Copy every line from the one containing "Output the text content of this document." through the last line of the records below, both included, and nothing else.

★ ★ ★ ★ ★ ★ ★

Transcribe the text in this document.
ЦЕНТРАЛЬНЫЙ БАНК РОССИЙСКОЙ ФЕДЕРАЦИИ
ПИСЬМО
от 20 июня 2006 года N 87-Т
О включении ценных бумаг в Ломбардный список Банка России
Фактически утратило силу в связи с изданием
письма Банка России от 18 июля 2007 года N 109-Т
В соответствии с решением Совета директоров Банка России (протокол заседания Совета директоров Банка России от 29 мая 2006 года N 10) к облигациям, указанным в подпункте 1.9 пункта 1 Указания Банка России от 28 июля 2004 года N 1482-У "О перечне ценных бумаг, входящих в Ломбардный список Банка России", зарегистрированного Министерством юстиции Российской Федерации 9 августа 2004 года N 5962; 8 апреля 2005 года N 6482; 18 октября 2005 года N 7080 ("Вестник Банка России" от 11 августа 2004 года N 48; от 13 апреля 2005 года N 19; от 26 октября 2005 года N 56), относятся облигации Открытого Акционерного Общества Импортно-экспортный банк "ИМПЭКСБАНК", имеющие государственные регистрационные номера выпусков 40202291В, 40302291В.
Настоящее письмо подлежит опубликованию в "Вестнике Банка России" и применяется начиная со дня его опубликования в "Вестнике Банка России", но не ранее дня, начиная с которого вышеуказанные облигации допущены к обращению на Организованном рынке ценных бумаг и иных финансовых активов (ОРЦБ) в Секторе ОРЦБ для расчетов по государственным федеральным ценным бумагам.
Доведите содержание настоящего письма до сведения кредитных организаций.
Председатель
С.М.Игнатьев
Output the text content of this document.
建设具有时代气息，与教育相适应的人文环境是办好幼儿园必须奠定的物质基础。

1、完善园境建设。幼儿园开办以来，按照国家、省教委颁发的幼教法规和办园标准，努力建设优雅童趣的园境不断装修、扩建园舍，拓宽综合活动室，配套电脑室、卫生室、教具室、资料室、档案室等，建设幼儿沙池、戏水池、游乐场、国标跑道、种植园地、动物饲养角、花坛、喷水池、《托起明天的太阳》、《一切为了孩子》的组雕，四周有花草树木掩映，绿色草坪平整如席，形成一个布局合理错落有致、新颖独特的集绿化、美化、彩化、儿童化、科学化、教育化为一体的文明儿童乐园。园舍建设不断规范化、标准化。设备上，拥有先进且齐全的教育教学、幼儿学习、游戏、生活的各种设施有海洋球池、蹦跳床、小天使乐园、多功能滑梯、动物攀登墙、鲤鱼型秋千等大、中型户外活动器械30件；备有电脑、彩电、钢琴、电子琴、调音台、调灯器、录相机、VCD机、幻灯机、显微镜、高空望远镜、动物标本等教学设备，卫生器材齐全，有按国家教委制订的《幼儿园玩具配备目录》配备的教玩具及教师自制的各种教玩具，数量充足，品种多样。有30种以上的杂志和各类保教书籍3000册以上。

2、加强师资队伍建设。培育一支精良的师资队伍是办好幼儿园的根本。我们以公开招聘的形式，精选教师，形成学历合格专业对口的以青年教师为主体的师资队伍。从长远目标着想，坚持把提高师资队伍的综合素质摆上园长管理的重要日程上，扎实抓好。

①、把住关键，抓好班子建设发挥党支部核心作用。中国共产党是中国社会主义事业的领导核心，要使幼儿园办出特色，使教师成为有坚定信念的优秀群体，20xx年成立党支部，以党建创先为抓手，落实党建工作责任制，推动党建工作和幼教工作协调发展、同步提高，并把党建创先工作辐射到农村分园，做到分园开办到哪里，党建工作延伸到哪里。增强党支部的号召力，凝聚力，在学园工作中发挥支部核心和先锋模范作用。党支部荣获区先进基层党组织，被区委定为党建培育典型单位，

★ ★ ★ ★ ★ ★ ★

# [Exercise answer]
Output the text content of this document.
建设具有时代气息，与教育相适应的人文环境是办好幼儿园必须奠定的物质基础。

1、完善园境建设。幼儿园开办以来，按照国家、省教委颁发的幼教法规和办园标准，努力建设优雅童趣的园境不断装修、扩建园舍，拓宽综合活动室，配套电脑室、卫生室、教具室、资料室、档案室等，建设幼儿沙池、戏水池、游乐场、国标跑道、种植园地、动物饲养角、花坛、喷水池、《托起明天的太阳》、《一切为了孩子》的组雕，四周有花草树木掩映，绿色草坪平整如席，形成一个布局合理错落有致、新颖独特的集绿化、美化、彩化、儿童化、科学化、教育化为一体的文明儿童乐园。园舍建设不断规范化、标准化。设备上，拥有先进且齐全的教育教学、幼儿学习、游戏、生活的各种设施有海洋球池、蹦跳床、小天使乐园、多功能滑梯、动物攀登墙、鲤鱼型秋千等大、中型户外活动器械30件；备有电脑、彩电、钢琴、电子琴、调音台、调灯器、录相机、VCD机、幻灯机、显微镜、高空望远镜、动物标本等教学设备，卫生器材齐全，有按国家教委制订的《幼儿园玩具配备目录》配备的教玩具及教师自制的各种教玩具，数量充足，品种多样。有30种以上的杂志和各类保教书籍3000册以上。

2、加强师资队伍建设。培育一支精良的师资队伍是办好幼儿园的根本。我们以公开招聘的形式，精选教师，形成学历合格专业对口的以青年教师为主体的师资队伍。从长远目标着想，坚持把提高师资队伍的综合素质摆上园长管理的重要日程上，扎实抓好。

①、把住关键，抓好班子建设发挥党支部核心作用。中国共产党是中国社会主义事业的领导核心，要使幼儿园办出特色，使教师成为有坚定信念的优秀群体，20xx年成立党支部，以党建创先为抓手，落实党建工作责任制，推动党建工作和幼教工作协调发展、同步提高，并把党建创先工作辐射到农村分园，做到分园开办到哪里，党建工作延伸到哪里。增强党支部的号召力，凝聚力，在学园工作中发挥支部核心和先锋模范作用。党支部荣获区先进基层党组织，被区委定为党建培育典型单位，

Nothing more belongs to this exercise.